■ Task input

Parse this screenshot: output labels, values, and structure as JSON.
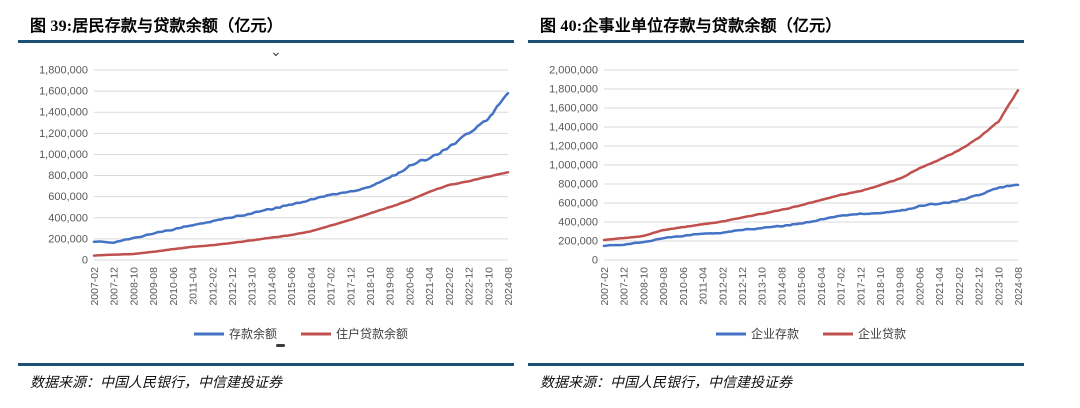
{
  "colors": {
    "accent_rule": "#1C4F76",
    "blue": "#4472C4",
    "red": "#C0504D",
    "grid": "#D9D9D9",
    "tick_text": "#595959",
    "legend_text": "#404040"
  },
  "figures": [
    {
      "title": "图 39:居民存款与贷款余额（亿元）",
      "source": "数据来源：中国人民银行，中信建投证券"
    },
    {
      "title": "图 40:企事业单位存款与贷款余额（亿元）",
      "source": "数据来源：中国人民银行，中信建投证券"
    }
  ],
  "chart_data": [
    {
      "type": "line",
      "title": "图 39:居民存款与贷款余额（亿元）",
      "xlabel": "",
      "ylabel": "",
      "ylim": [
        0,
        1800000
      ],
      "yticks": [
        0,
        200000,
        400000,
        600000,
        800000,
        1000000,
        1200000,
        1400000,
        1600000,
        1800000
      ],
      "grid": "horizontal",
      "legend_position": "bottom",
      "x_tick_labels": [
        "2007-02",
        "2007-12",
        "2008-10",
        "2009-08",
        "2010-06",
        "2011-04",
        "2012-02",
        "2012-12",
        "2013-10",
        "2014-08",
        "2015-06",
        "2016-04",
        "2017-02",
        "2017-12",
        "2018-10",
        "2019-08",
        "2020-06",
        "2021-04",
        "2022-02",
        "2022-12",
        "2023-10",
        "2024-08"
      ],
      "series": [
        {
          "name": "存款余额",
          "color_key": "blue",
          "wiggle": 30000,
          "values": [
            172000,
            168000,
            205000,
            252000,
            292000,
            328000,
            368000,
            402000,
            442000,
            482000,
            528000,
            572000,
            618000,
            648000,
            698000,
            778000,
            888000,
            968000,
            1068000,
            1198000,
            1338000,
            1580000
          ]
        },
        {
          "name": "住户贷款余额",
          "color_key": "red",
          "wiggle": 8000,
          "values": [
            42000,
            50000,
            57000,
            78000,
            103000,
            125000,
            141000,
            161000,
            186000,
            211000,
            236000,
            272000,
            326000,
            381000,
            441000,
            501000,
            566000,
            646000,
            711000,
            746000,
            791000,
            831000
          ]
        }
      ]
    },
    {
      "type": "line",
      "title": "图 40:企事业单位存款与贷款余额（亿元）",
      "xlabel": "",
      "ylabel": "",
      "ylim": [
        0,
        2000000
      ],
      "yticks": [
        0,
        200000,
        400000,
        600000,
        800000,
        1000000,
        1200000,
        1400000,
        1600000,
        1800000,
        2000000
      ],
      "grid": "horizontal",
      "legend_position": "bottom",
      "x_tick_labels": [
        "2007-02",
        "2007-12",
        "2008-10",
        "2009-08",
        "2010-06",
        "2011-04",
        "2012-02",
        "2012-12",
        "2013-10",
        "2014-08",
        "2015-06",
        "2016-04",
        "2017-02",
        "2017-12",
        "2018-10",
        "2019-08",
        "2020-06",
        "2021-04",
        "2022-02",
        "2022-12",
        "2023-10",
        "2024-08"
      ],
      "series": [
        {
          "name": "企业存款",
          "color_key": "blue",
          "wiggle": 26000,
          "values": [
            148000,
            163000,
            186000,
            231000,
            256000,
            276000,
            286000,
            316000,
            336000,
            356000,
            386000,
            426000,
            466000,
            486000,
            496000,
            516000,
            566000,
            596000,
            626000,
            681000,
            761000,
            791000
          ]
        },
        {
          "name": "企业贷款",
          "color_key": "red",
          "wiggle": 12000,
          "values": [
            211000,
            229000,
            253000,
            316000,
            346000,
            376000,
            406000,
            446000,
            486000,
            526000,
            576000,
            631000,
            686000,
            726000,
            786000,
            856000,
            966000,
            1056000,
            1156000,
            1286000,
            1456000,
            1786000
          ]
        }
      ]
    }
  ]
}
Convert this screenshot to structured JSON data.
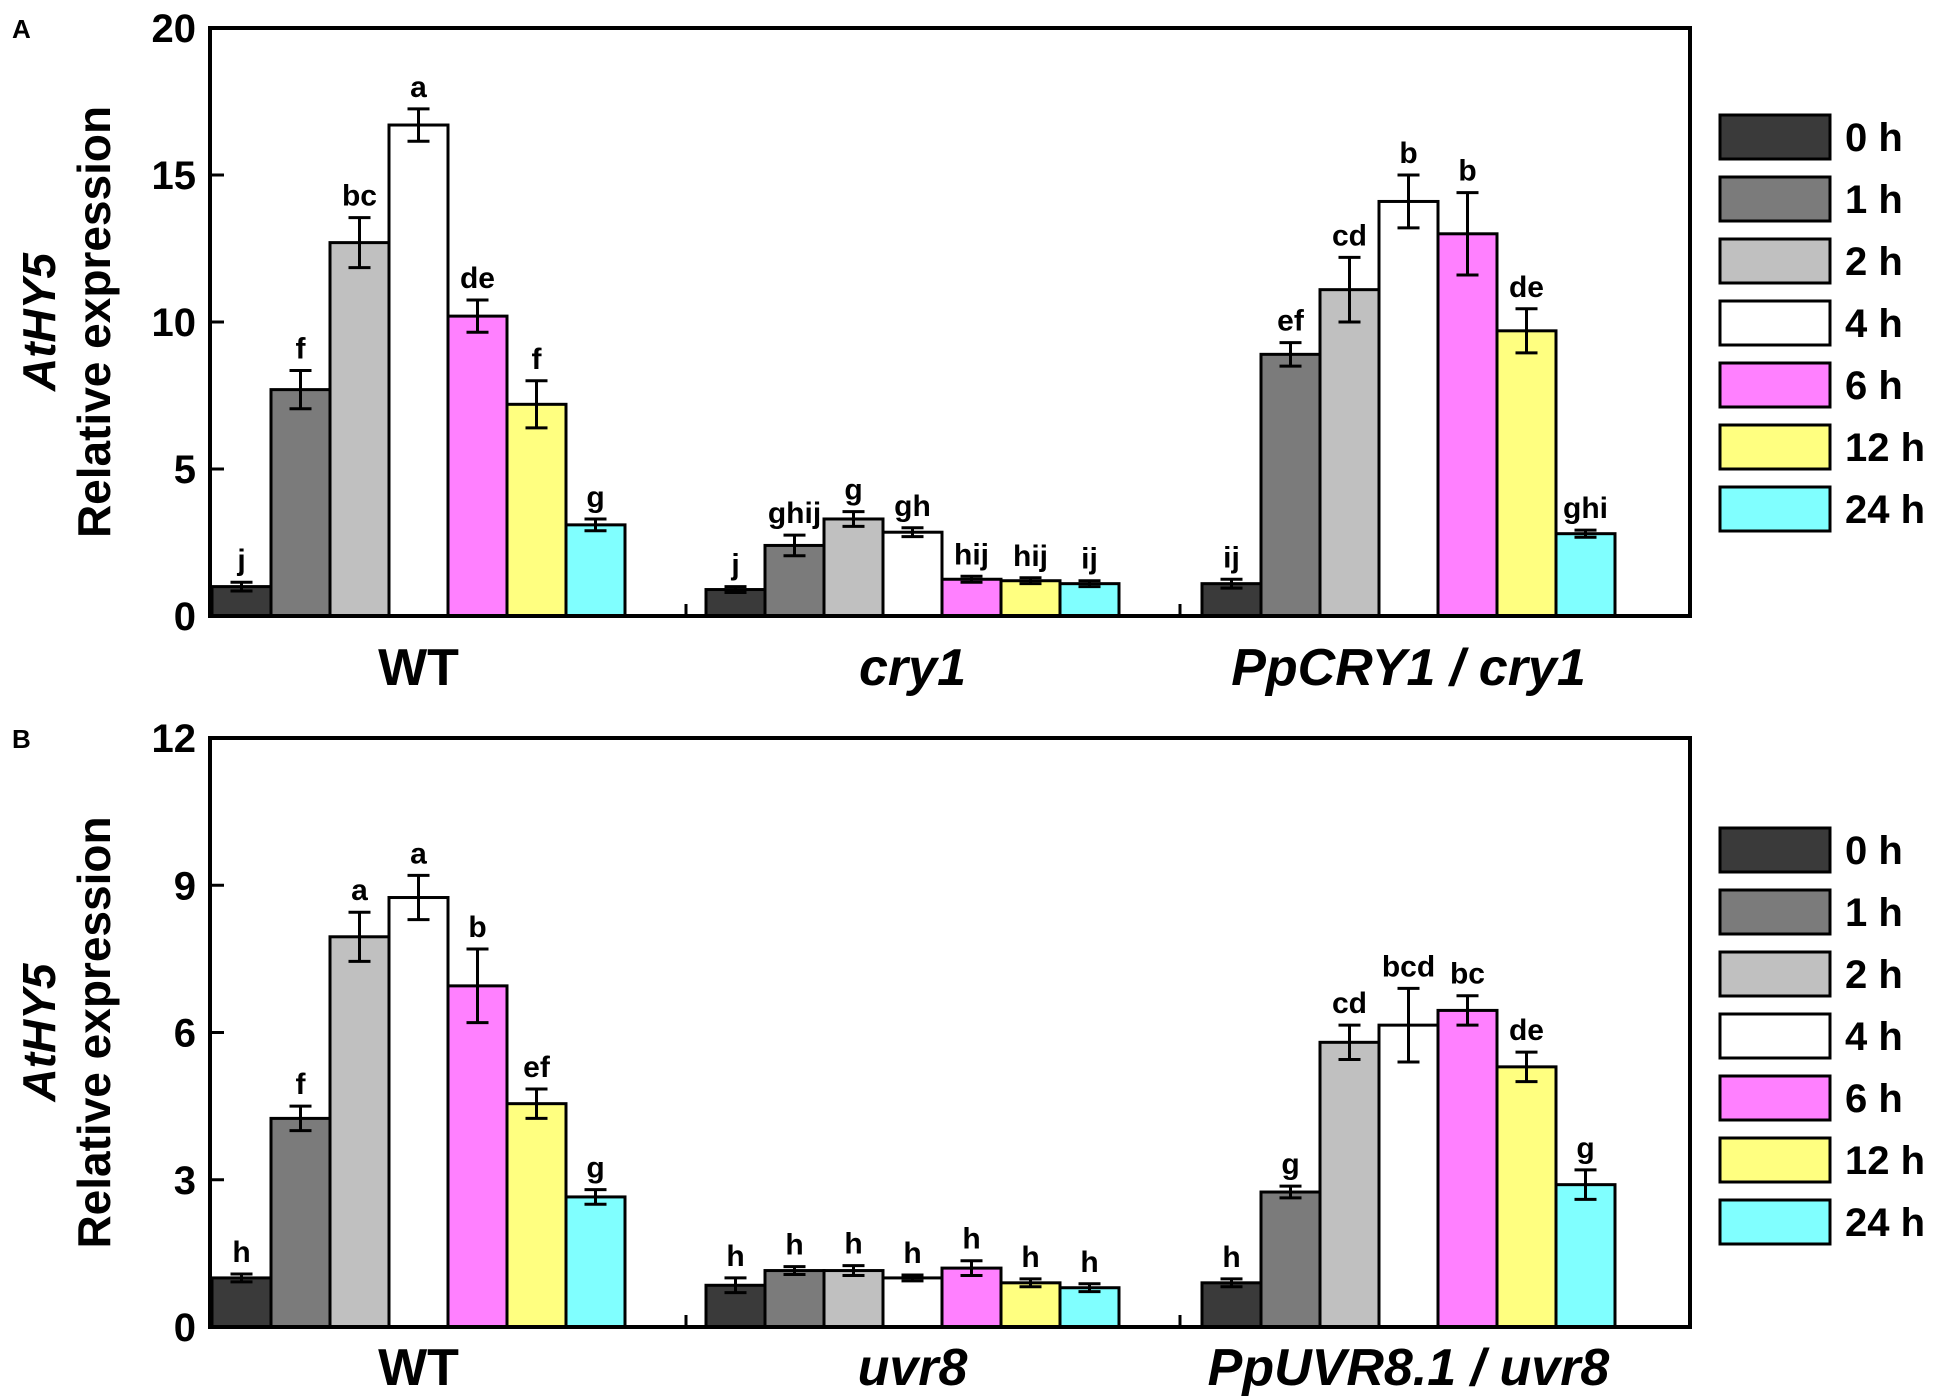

■ Goal
Using the data above, say how many lines include "wiggle". No other reply is needed.

■ Final result
4